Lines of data

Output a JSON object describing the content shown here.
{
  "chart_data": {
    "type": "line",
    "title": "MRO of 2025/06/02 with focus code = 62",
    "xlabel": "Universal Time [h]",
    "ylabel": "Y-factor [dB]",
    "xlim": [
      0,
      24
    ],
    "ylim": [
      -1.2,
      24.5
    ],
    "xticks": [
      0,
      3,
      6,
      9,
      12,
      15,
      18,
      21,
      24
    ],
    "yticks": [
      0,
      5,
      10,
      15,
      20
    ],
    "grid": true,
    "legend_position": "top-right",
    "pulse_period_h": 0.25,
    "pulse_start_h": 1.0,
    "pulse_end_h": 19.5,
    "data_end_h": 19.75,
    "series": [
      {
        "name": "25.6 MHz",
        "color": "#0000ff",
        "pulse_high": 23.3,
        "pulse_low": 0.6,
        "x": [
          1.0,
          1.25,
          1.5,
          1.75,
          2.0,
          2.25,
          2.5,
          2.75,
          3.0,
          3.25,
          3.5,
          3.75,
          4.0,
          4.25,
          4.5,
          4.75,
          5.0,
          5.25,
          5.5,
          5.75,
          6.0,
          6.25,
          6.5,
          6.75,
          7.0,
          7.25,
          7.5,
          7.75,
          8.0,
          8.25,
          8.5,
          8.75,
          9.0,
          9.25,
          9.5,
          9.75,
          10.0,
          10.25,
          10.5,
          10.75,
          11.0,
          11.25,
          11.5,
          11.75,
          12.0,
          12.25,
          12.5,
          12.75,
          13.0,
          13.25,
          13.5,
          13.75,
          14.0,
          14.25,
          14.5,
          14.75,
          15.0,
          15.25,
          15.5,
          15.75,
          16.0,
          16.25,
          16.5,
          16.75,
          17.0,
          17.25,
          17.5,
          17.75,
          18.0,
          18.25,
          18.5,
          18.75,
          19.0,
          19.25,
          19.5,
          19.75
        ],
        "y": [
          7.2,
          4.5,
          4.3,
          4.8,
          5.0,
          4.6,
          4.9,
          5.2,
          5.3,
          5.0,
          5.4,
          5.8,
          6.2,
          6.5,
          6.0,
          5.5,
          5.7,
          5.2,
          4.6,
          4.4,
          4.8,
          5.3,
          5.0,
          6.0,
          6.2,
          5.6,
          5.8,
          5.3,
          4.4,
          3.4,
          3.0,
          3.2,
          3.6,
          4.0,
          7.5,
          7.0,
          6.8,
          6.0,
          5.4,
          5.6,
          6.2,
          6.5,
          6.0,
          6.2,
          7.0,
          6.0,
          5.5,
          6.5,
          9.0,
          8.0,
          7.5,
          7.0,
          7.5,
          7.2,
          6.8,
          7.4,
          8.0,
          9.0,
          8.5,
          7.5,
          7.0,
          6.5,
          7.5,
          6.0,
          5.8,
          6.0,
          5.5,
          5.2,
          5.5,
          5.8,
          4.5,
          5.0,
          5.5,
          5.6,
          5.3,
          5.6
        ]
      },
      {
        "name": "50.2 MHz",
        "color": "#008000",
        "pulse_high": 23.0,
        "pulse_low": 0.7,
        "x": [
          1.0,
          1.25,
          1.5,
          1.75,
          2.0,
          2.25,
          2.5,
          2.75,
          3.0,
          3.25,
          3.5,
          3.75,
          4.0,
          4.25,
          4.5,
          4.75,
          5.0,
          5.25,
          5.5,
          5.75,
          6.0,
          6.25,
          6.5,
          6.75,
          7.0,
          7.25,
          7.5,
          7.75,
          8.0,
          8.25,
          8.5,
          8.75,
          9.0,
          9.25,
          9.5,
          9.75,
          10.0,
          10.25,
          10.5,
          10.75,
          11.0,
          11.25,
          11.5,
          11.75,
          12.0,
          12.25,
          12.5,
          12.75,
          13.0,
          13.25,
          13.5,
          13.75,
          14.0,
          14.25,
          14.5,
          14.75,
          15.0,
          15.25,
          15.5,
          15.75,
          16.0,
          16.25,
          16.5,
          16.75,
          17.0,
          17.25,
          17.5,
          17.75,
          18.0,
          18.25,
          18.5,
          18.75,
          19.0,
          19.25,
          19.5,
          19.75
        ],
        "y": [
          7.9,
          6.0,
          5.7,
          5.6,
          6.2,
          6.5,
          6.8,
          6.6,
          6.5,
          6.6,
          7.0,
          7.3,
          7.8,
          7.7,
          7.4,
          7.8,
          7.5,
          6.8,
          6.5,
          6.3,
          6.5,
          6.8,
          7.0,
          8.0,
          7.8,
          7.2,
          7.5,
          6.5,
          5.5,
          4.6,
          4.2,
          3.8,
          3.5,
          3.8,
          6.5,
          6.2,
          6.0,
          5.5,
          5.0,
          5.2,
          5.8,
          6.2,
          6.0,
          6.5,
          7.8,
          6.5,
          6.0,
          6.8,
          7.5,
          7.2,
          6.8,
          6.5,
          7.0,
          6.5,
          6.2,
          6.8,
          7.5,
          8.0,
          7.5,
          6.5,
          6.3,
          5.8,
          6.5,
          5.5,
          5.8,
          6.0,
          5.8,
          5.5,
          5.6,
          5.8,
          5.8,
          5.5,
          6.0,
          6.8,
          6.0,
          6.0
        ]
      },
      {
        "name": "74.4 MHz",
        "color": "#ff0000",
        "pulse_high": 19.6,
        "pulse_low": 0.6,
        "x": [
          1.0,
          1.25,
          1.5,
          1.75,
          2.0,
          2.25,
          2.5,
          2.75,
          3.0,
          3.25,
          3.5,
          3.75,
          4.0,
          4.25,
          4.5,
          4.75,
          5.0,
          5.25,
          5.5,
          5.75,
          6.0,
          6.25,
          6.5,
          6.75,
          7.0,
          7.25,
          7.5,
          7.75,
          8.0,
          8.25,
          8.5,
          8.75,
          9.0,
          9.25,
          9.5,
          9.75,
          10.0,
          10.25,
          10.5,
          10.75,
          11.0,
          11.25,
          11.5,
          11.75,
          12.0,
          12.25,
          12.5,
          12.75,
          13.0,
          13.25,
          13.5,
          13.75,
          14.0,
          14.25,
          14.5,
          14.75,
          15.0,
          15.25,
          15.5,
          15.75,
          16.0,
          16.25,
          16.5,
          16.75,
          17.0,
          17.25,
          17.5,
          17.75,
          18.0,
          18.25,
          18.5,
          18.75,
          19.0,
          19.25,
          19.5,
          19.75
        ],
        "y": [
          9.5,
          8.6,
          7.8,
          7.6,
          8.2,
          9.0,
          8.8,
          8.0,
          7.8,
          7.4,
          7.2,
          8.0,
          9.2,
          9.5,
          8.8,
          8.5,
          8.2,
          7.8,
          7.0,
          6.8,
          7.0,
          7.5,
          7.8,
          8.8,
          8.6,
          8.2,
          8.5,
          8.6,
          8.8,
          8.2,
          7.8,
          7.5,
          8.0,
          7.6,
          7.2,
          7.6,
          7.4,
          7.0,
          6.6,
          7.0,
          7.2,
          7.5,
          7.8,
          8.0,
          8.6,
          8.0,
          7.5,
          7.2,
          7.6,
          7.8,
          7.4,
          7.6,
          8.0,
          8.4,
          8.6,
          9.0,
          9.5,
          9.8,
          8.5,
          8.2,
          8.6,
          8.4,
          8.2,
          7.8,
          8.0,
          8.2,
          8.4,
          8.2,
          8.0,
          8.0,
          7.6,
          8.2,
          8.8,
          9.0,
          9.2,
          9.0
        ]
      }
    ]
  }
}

▶ [Objective]: Go through the records above and copy every line with the word "color".

▶ [Task result]:
        "color": "#0000ff",
        "color": "#008000",
        "color": "#ff0000",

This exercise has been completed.